*Data*:
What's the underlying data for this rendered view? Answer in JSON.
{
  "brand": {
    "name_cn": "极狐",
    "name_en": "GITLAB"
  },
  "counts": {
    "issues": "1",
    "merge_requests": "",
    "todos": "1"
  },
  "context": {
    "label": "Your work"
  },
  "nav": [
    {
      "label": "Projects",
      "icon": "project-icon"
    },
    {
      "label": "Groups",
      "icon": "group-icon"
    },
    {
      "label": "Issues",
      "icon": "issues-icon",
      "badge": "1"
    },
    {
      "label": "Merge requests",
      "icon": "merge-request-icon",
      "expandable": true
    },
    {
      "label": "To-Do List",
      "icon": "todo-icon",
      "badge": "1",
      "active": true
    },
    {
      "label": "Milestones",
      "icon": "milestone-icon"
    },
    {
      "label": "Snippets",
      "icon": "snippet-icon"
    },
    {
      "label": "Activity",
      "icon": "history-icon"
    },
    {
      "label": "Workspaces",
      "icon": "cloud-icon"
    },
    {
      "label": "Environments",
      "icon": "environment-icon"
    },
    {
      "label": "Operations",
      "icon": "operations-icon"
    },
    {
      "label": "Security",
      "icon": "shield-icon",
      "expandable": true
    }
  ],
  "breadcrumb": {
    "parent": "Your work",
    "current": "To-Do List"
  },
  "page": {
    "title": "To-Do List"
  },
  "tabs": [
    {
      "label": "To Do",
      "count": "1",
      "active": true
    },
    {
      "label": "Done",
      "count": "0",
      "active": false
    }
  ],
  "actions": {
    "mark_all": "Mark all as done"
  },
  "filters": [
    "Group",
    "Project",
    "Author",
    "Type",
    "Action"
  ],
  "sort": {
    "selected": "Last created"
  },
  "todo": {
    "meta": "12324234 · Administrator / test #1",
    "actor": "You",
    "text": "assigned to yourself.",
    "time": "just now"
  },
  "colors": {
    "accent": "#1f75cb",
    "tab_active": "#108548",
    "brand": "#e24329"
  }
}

*Given request*: Return all the data above once more, precisely as given.

*Written answer*:
What's the underlying data for this rendered view? Answer in JSON.
{
  "brand": {
    "name_cn": "极狐",
    "name_en": "GITLAB"
  },
  "counts": {
    "issues": "1",
    "merge_requests": "",
    "todos": "1"
  },
  "context": {
    "label": "Your work"
  },
  "nav": [
    {
      "label": "Projects",
      "icon": "project-icon"
    },
    {
      "label": "Groups",
      "icon": "group-icon"
    },
    {
      "label": "Issues",
      "icon": "issues-icon",
      "badge": "1"
    },
    {
      "label": "Merge requests",
      "icon": "merge-request-icon",
      "expandable": true
    },
    {
      "label": "To-Do List",
      "icon": "todo-icon",
      "badge": "1",
      "active": true
    },
    {
      "label": "Milestones",
      "icon": "milestone-icon"
    },
    {
      "label": "Snippets",
      "icon": "snippet-icon"
    },
    {
      "label": "Activity",
      "icon": "history-icon"
    },
    {
      "label": "Workspaces",
      "icon": "cloud-icon"
    },
    {
      "label": "Environments",
      "icon": "environment-icon"
    },
    {
      "label": "Operations",
      "icon": "operations-icon"
    },
    {
      "label": "Security",
      "icon": "shield-icon",
      "expandable": true
    }
  ],
  "breadcrumb": {
    "parent": "Your work",
    "current": "To-Do List"
  },
  "page": {
    "title": "To-Do List"
  },
  "tabs": [
    {
      "label": "To Do",
      "count": "1",
      "active": true
    },
    {
      "label": "Done",
      "count": "0",
      "active": false
    }
  ],
  "actions": {
    "mark_all": "Mark all as done"
  },
  "filters": [
    "Group",
    "Project",
    "Author",
    "Type",
    "Action"
  ],
  "sort": {
    "selected": "Last created"
  },
  "todo": {
    "meta": "12324234 · Administrator / test #1",
    "actor": "You",
    "text": "assigned to yourself.",
    "time": "just now"
  },
  "colors": {
    "accent": "#1f75cb",
    "tab_active": "#108548",
    "brand": "#e24329"
  }
}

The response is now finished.